The authors provided the background of the problem, stating the previous research studies point out that risk factors are associated with anxiety or depression during pregnancy, low level of support, and neuroticism. With this in mind, they identified their research question as to the intent to examine the mentioned factors. Even though the research question was not specified, the article allows a reader to come up with this suggestion. In other words, the review of the existing data presented at the beginning of the given research provides the rationale and outlines the areas to be covered in the study. Based on the review, the authors designed their research question.

The quantitative research design was used by the authors to conduct the study and analyze the results. In particular, they applied a prospective cohort study based on the Patient Health Questionnaire-9 (PHQ-9), and the International Classification of Diseases, Ninth Revision (ICD-9). The statistical means were used to analyze the data collected from the participants. The selected research design seems to be the most appropriate since it helps to explore the health issues more deeply based on facts and statistics, which, in turn, leads to more credible results. Compared to the qualitative research design method, it is more accurate and objective. While the alternative focuses on interviews and observations, the chosen research design allows providing more trustful information based on medical history and indicators. The above points compose the strengths of this method. Among its weaknesses, one may note the limited capacity to involve human attitudes and concerns as well as any other verbal data. Thus, the authors selected the most relevant research design.

§ **Prompt 1**
Decide whether each statement agrees with the passage on the study's background and research design, answering yes or no and quoting the deciding words: (a) The authors explicitly specified their research question. (b) The authors used a prospective cohort study. (c) The qualitative design is described as more accurate than the one the authors chose.
§ **Prompt 2**
Rewrite part of the passage on the study's background and research design, beginning at the words "The authors provided" and stopping after "their research question.". Swap each "research question" for "study question".

[Document structure recognition data]
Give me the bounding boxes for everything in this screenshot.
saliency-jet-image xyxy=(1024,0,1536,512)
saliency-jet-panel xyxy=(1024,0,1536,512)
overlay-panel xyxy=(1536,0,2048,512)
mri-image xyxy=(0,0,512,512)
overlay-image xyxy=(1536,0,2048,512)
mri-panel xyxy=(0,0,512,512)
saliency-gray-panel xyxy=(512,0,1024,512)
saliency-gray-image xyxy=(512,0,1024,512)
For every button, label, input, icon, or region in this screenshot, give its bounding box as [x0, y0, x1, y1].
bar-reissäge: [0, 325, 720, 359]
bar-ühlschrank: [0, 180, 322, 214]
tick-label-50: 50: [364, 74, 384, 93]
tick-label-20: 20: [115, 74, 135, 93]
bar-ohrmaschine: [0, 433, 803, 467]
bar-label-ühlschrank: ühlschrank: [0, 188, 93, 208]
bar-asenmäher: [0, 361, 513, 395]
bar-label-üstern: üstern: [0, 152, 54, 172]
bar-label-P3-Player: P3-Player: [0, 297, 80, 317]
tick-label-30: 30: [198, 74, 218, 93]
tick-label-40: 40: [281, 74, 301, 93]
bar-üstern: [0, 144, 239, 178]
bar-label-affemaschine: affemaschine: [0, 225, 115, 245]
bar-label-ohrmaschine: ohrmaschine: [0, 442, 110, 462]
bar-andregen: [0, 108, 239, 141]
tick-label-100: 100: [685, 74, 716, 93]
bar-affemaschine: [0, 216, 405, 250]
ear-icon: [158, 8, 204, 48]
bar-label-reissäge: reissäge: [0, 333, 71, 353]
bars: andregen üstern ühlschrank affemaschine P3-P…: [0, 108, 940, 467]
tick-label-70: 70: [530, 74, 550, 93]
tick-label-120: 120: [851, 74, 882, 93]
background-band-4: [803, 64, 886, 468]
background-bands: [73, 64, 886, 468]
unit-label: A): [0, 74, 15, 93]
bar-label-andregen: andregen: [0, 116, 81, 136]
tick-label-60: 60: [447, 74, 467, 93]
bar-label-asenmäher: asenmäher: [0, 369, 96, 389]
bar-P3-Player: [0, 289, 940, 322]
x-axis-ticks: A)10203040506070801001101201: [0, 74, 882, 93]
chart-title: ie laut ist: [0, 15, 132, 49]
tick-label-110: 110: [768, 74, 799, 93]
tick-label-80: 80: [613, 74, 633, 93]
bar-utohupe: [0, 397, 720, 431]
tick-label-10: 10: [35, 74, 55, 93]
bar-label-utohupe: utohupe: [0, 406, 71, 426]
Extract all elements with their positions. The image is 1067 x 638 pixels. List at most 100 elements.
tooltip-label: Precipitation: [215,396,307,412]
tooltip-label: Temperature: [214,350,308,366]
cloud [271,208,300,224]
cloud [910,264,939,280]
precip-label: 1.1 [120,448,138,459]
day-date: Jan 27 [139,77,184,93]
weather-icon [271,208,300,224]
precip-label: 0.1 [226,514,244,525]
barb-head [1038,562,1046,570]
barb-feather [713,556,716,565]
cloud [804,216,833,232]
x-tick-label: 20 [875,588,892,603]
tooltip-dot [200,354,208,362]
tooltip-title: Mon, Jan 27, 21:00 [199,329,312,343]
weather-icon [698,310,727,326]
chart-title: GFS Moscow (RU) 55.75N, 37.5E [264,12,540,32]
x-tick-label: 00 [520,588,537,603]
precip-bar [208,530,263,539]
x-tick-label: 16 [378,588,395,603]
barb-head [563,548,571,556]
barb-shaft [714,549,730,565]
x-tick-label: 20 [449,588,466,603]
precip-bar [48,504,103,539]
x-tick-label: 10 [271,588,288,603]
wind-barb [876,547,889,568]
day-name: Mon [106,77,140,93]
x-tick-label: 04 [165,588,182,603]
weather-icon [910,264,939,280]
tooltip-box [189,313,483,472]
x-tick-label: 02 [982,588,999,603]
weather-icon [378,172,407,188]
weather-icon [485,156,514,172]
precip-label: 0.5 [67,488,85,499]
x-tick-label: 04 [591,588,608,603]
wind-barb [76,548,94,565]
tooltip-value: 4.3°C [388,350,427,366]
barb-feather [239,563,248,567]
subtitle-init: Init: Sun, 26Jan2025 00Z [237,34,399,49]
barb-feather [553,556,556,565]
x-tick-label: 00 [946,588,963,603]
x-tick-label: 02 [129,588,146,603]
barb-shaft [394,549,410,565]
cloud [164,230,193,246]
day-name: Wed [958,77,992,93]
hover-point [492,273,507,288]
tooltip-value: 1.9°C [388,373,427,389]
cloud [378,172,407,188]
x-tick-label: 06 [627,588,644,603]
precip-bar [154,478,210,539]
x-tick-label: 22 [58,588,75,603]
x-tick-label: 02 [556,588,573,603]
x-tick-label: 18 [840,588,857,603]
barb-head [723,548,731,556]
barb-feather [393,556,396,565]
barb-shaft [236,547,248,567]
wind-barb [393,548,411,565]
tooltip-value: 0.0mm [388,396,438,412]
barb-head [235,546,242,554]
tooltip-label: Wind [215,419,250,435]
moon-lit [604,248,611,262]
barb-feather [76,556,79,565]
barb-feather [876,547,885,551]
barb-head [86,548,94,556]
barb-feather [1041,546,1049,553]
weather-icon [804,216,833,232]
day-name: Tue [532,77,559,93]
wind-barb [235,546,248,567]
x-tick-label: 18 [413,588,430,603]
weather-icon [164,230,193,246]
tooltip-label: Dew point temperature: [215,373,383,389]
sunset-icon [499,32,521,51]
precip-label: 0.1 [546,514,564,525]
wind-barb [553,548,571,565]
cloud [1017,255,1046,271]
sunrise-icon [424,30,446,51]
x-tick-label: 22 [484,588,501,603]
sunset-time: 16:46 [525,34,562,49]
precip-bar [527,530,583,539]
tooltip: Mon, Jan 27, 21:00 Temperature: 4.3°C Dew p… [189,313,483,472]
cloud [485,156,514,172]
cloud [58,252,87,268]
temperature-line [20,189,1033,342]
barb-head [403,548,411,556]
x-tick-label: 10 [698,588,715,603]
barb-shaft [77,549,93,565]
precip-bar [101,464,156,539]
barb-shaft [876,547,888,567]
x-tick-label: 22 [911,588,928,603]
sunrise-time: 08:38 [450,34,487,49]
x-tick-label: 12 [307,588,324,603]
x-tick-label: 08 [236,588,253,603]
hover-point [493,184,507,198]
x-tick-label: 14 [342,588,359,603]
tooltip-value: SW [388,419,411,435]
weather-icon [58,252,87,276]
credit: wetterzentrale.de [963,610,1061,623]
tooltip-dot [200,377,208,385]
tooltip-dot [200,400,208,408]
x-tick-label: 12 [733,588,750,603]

§ **Written response 1**
(a) No: "Even though the research question was not specified"
(b) Yes: "they applied a prospective cohort study"
(c) No: "Compared to the qualitative research design method, it is more accurate and objective."

§ **Written response 2**
The authors provided the background of the problem, stating the previous research studies point out that risk factors are associated with anxiety or depression during pregnancy, low level of support, and neuroticism. With this in mind, they identified their study question as to the intent to examine the mentioned factors. Even though the study question was not specified, the article allows a reader to come up with this suggestion. In other words, the review of the existing data presented at the beginning of the given research provides the rationale and outlines the areas to be covered in the study. Based on the review, the authors designed their study question.